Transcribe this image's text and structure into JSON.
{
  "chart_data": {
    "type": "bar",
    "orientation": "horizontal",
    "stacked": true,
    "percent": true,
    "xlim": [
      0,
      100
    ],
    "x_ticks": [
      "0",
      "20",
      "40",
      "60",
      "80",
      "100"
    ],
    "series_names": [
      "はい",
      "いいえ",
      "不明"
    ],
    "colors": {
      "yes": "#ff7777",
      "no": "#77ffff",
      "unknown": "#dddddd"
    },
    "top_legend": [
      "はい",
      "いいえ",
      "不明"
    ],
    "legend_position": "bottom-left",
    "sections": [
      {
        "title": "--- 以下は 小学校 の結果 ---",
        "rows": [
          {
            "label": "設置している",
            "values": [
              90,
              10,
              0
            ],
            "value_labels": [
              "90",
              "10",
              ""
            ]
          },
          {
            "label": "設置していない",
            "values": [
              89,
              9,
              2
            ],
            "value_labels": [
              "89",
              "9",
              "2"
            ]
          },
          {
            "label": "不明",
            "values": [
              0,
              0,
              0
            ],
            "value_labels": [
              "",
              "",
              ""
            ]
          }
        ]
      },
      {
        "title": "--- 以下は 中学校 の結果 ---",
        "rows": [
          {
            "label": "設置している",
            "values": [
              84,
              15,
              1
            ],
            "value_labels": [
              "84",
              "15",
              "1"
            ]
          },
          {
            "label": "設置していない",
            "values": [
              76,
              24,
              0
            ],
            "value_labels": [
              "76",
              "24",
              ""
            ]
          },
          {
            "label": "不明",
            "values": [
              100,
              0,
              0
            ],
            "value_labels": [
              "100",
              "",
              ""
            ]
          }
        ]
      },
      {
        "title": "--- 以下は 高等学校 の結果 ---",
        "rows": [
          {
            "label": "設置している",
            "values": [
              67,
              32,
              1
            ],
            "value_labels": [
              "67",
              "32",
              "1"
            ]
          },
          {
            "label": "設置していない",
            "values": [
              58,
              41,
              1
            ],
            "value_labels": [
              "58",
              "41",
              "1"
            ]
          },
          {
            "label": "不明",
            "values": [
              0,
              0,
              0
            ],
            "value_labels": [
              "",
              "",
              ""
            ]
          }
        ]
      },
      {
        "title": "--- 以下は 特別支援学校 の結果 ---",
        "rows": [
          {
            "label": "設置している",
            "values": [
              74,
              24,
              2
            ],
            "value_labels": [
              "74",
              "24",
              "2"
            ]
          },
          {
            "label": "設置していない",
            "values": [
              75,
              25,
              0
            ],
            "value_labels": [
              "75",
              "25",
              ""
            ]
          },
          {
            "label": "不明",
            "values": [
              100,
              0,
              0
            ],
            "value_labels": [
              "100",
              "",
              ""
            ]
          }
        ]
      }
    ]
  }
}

## [Task]
All of the material above needs to be copied exactly.

## [Solution to this problem]
Transcribe this image's text and structure into JSON.
{
  "chart_data": {
    "type": "bar",
    "orientation": "horizontal",
    "stacked": true,
    "percent": true,
    "xlim": [
      0,
      100
    ],
    "x_ticks": [
      "0",
      "20",
      "40",
      "60",
      "80",
      "100"
    ],
    "series_names": [
      "はい",
      "いいえ",
      "不明"
    ],
    "colors": {
      "yes": "#ff7777",
      "no": "#77ffff",
      "unknown": "#dddddd"
    },
    "top_legend": [
      "はい",
      "いいえ",
      "不明"
    ],
    "legend_position": "bottom-left",
    "sections": [
      {
        "title": "--- 以下は 小学校 の結果 ---",
        "rows": [
          {
            "label": "設置している",
            "values": [
              90,
              10,
              0
            ],
            "value_labels": [
              "90",
              "10",
              ""
            ]
          },
          {
            "label": "設置していない",
            "values": [
              89,
              9,
              2
            ],
            "value_labels": [
              "89",
              "9",
              "2"
            ]
          },
          {
            "label": "不明",
            "values": [
              0,
              0,
              0
            ],
            "value_labels": [
              "",
              "",
              ""
            ]
          }
        ]
      },
      {
        "title": "--- 以下は 中学校 の結果 ---",
        "rows": [
          {
            "label": "設置している",
            "values": [
              84,
              15,
              1
            ],
            "value_labels": [
              "84",
              "15",
              "1"
            ]
          },
          {
            "label": "設置していない",
            "values": [
              76,
              24,
              0
            ],
            "value_labels": [
              "76",
              "24",
              ""
            ]
          },
          {
            "label": "不明",
            "values": [
              100,
              0,
              0
            ],
            "value_labels": [
              "100",
              "",
              ""
            ]
          }
        ]
      },
      {
        "title": "--- 以下は 高等学校 の結果 ---",
        "rows": [
          {
            "label": "設置している",
            "values": [
              67,
              32,
              1
            ],
            "value_labels": [
              "67",
              "32",
              "1"
            ]
          },
          {
            "label": "設置していない",
            "values": [
              58,
              41,
              1
            ],
            "value_labels": [
              "58",
              "41",
              "1"
            ]
          },
          {
            "label": "不明",
            "values": [
              0,
              0,
              0
            ],
            "value_labels": [
              "",
              "",
              ""
            ]
          }
        ]
      },
      {
        "title": "--- 以下は 特別支援学校 の結果 ---",
        "rows": [
          {
            "label": "設置している",
            "values": [
              74,
              24,
              2
            ],
            "value_labels": [
              "74",
              "24",
              "2"
            ]
          },
          {
            "label": "設置していない",
            "values": [
              75,
              25,
              0
            ],
            "value_labels": [
              "75",
              "25",
              ""
            ]
          },
          {
            "label": "不明",
            "values": [
              100,
              0,
              0
            ],
            "value_labels": [
              "100",
              "",
              ""
            ]
          }
        ]
      }
    ]
  }
}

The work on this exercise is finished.